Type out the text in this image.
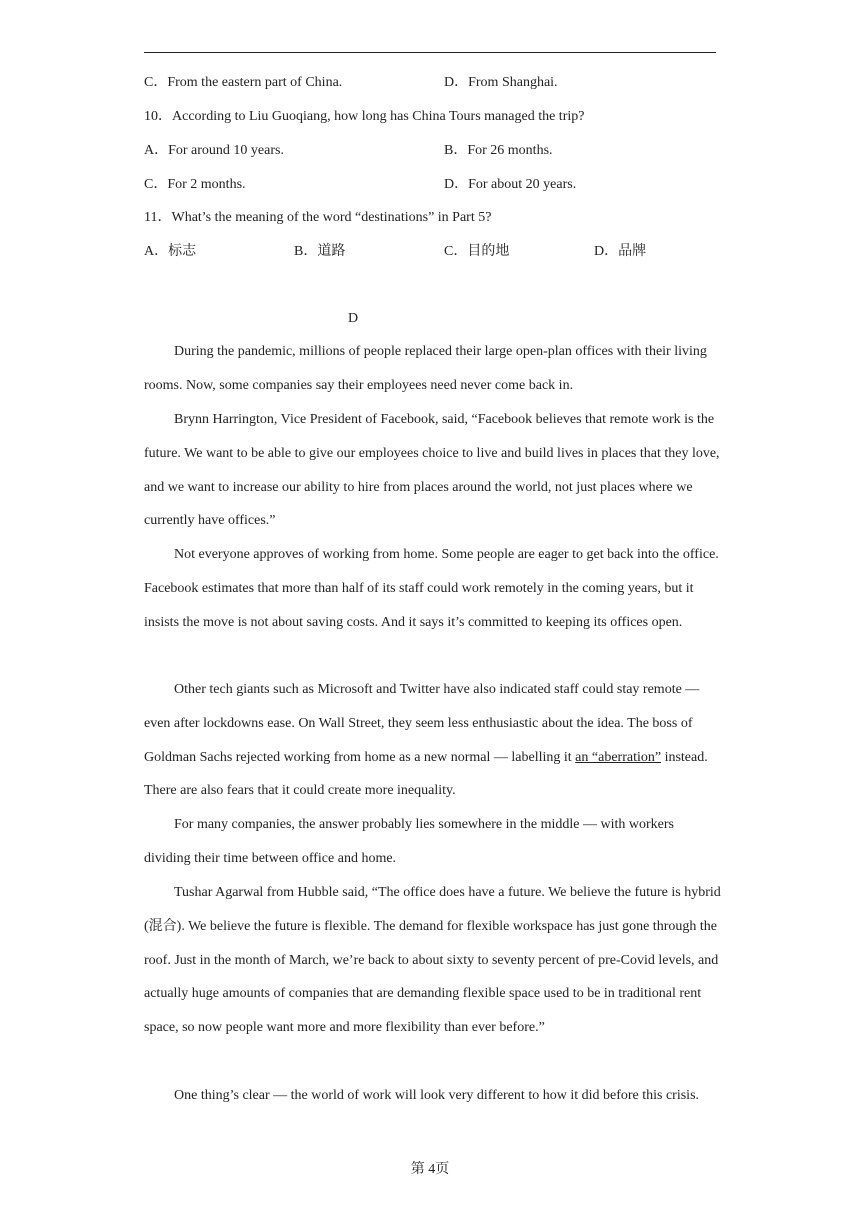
C．From the eastern part of China.	D．From Shanghai.
10．According to Liu Guoqiang, how long has China Tours managed the trip?
A．For around 10 years.	B．For 26 months.
C．For 2 months.	D．For about 20 years.
11．What’s the meaning of the word “destinations” in Part 5?
A．标志	B．道路	C．目的地	D．品牌
D

During the pandemic, millions of people replaced their large open-plan offices with their living rooms. Now, some companies say their employees need never come back in.

Brynn Harrington, Vice President of Facebook, said, “Facebook believes that remote work is the future. We want to be able to give our employees choice to live and build lives in places that they love, and we want to increase our ability to hire from places around the world, not just places where we currently have offices.”

Not everyone approves of working from home. Some people are eager to get back into the office. Facebook estimates that more than half of its staff could work remotely in the coming years, but it insists the move is not about saving costs. And it says it’s committed to keeping its offices open.

Other tech giants such as Microsoft and Twitter have also indicated staff could stay remote — even after lockdowns ease. On Wall Street, they seem less enthusiastic about the idea. The boss of Goldman Sachs rejected working from home as a new normal — labelling it an “aberration” instead. There are also fears that it could create more inequality.

For many companies, the answer probably lies somewhere in the middle — with workers dividing their time between office and home.

Tushar Agarwal from Hubble said, “The office does have a future. We believe the future is hybrid (混合). We believe the future is flexible. The demand for flexible workspace has just gone through the roof. Just in the month of March, we’re back to about sixty to seventy percent of pre-Covid levels, and actually huge amounts of companies that are demanding flexible space used to be in traditional rent space, so now people want more and more flexibility than ever before.”

One thing’s clear — the world of work will look very different to how it did before this crisis.

第 4页
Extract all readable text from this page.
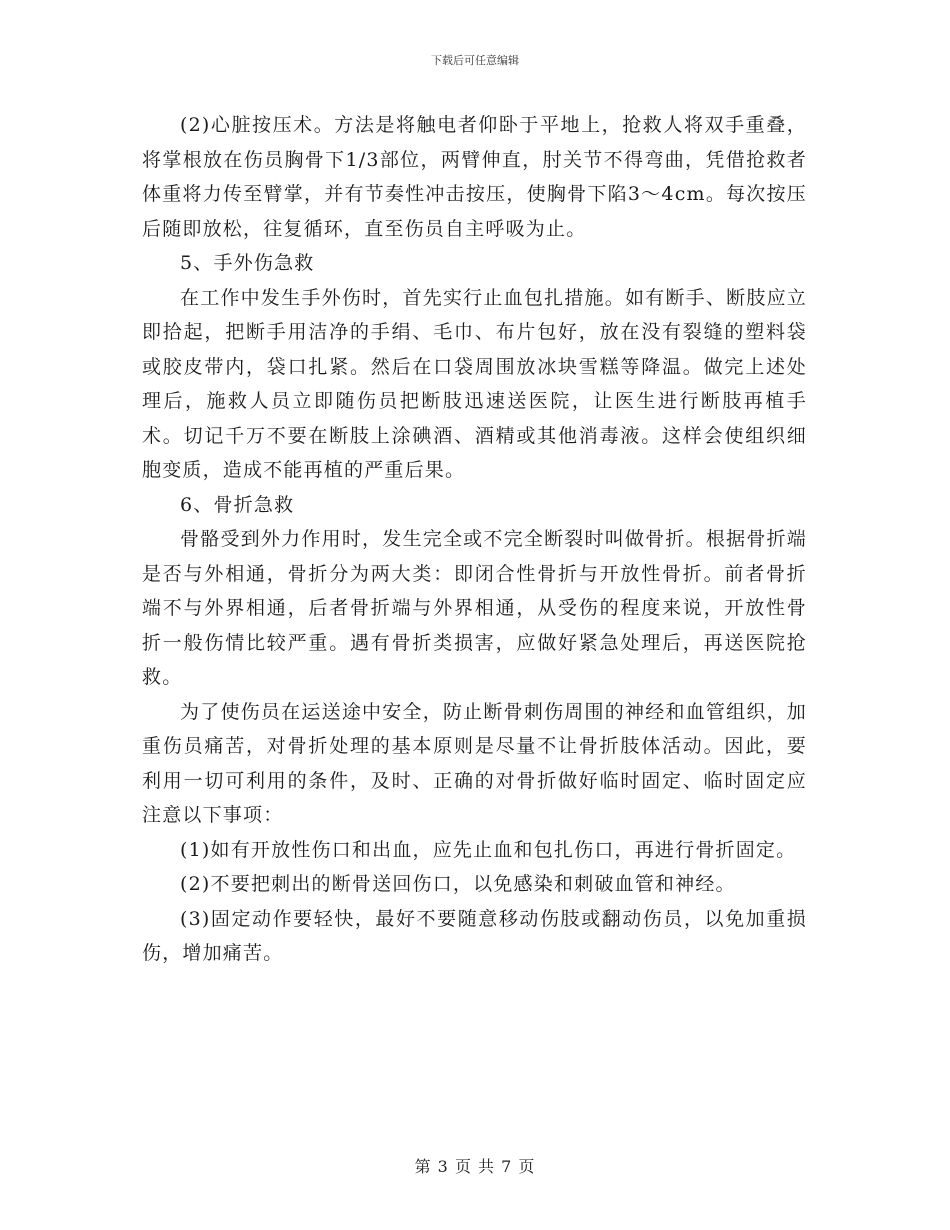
下载后可任意编辑

(2)心脏按压术。方法是将触电者仰卧于平地上，抢救人将双手重叠，将掌根放在伤员胸骨下1/3部位，两臂伸直，肘关节不得弯曲，凭借抢救者体重将力传至臂掌，并有节奏性冲击按压，使胸骨下陷3～4cm。每次按压后随即放松，往复循环，直至伤员自主呼吸为止。

5、手外伤急救

在工作中发生手外伤时，首先实行止血包扎措施。如有断手、断肢应立即拾起，把断手用洁净的手绢、毛巾、布片包好，放在没有裂缝的塑料袋或胶皮带内，袋口扎紧。然后在口袋周围放冰块雪糕等降温。做完上述处理后，施救人员立即随伤员把断肢迅速送医院，让医生进行断肢再植手术。切记千万不要在断肢上涂碘酒、酒精或其他消毒液。这样会使组织细胞变质，造成不能再植的严重后果。

6、骨折急救

骨骼受到外力作用时，发生完全或不完全断裂时叫做骨折。根据骨折端是否与外相通，骨折分为两大类：即闭合性骨折与开放性骨折。前者骨折端不与外界相通，后者骨折端与外界相通，从受伤的程度来说，开放性骨折一般伤情比较严重。遇有骨折类损害，应做好紧急处理后，再送医院抢救。

为了使伤员在运送途中安全，防止断骨刺伤周围的神经和血管组织，加重伤员痛苦，对骨折处理的基本原则是尽量不让骨折肢体活动。因此，要利用一切可利用的条件，及时、正确的对骨折做好临时固定、临时固定应注意以下事项：

(1)如有开放性伤口和出血，应先止血和包扎伤口，再进行骨折固定。

(2)不要把刺出的断骨送回伤口，以免感染和刺破血管和神经。

(3)固定动作要轻快，最好不要随意移动伤肢或翻动伤员，以免加重损伤，增加痛苦。

第 3 页 共 7 页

(TASK STATEMENT) Print exactly the lines from the line with "Extract all readable text from this page." through the end of the data, both ends included, and print no pictures.

(EXERCISE SOLUTION)
Extract all readable text from this page.
下载后可任意编辑

(2)心脏按压术。方法是将触电者仰卧于平地上，抢救人将双手重叠，将掌根放在伤员胸骨下1/3部位，两臂伸直，肘关节不得弯曲，凭借抢救者体重将力传至臂掌，并有节奏性冲击按压，使胸骨下陷3～4cm。每次按压后随即放松，往复循环，直至伤员自主呼吸为止。

5、手外伤急救

在工作中发生手外伤时，首先实行止血包扎措施。如有断手、断肢应立即拾起，把断手用洁净的手绢、毛巾、布片包好，放在没有裂缝的塑料袋或胶皮带内，袋口扎紧。然后在口袋周围放冰块雪糕等降温。做完上述处理后，施救人员立即随伤员把断肢迅速送医院，让医生进行断肢再植手术。切记千万不要在断肢上涂碘酒、酒精或其他消毒液。这样会使组织细胞变质，造成不能再植的严重后果。

6、骨折急救

骨骼受到外力作用时，发生完全或不完全断裂时叫做骨折。根据骨折端是否与外相通，骨折分为两大类：即闭合性骨折与开放性骨折。前者骨折端不与外界相通，后者骨折端与外界相通，从受伤的程度来说，开放性骨折一般伤情比较严重。遇有骨折类损害，应做好紧急处理后，再送医院抢救。

为了使伤员在运送途中安全，防止断骨刺伤周围的神经和血管组织，加重伤员痛苦，对骨折处理的基本原则是尽量不让骨折肢体活动。因此，要利用一切可利用的条件，及时、正确的对骨折做好临时固定、临时固定应注意以下事项：

(1)如有开放性伤口和出血，应先止血和包扎伤口，再进行骨折固定。

(2)不要把刺出的断骨送回伤口，以免感染和刺破血管和神经。

(3)固定动作要轻快，最好不要随意移动伤肢或翻动伤员，以免加重损伤，增加痛苦。

第 3 页 共 7 页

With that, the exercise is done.